_Input rows_
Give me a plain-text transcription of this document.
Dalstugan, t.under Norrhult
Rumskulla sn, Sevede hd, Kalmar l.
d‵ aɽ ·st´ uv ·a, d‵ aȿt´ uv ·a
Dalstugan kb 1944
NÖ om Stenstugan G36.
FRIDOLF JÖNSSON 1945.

_Task goal_
Write out every entry word for word.

_Exercise answer_
Give me a plain-text transcription of this document.
Dalstugan, t.under Norrhult
Rumskulla sn, Sevede hd, Kalmar l.
d‵ aɽ ·st´ uv ·a, d‵ aȿt´ uv ·a
Dalstugan kb 1944
NÖ om Stenstugan G36.
FRIDOLF JÖNSSON 1945.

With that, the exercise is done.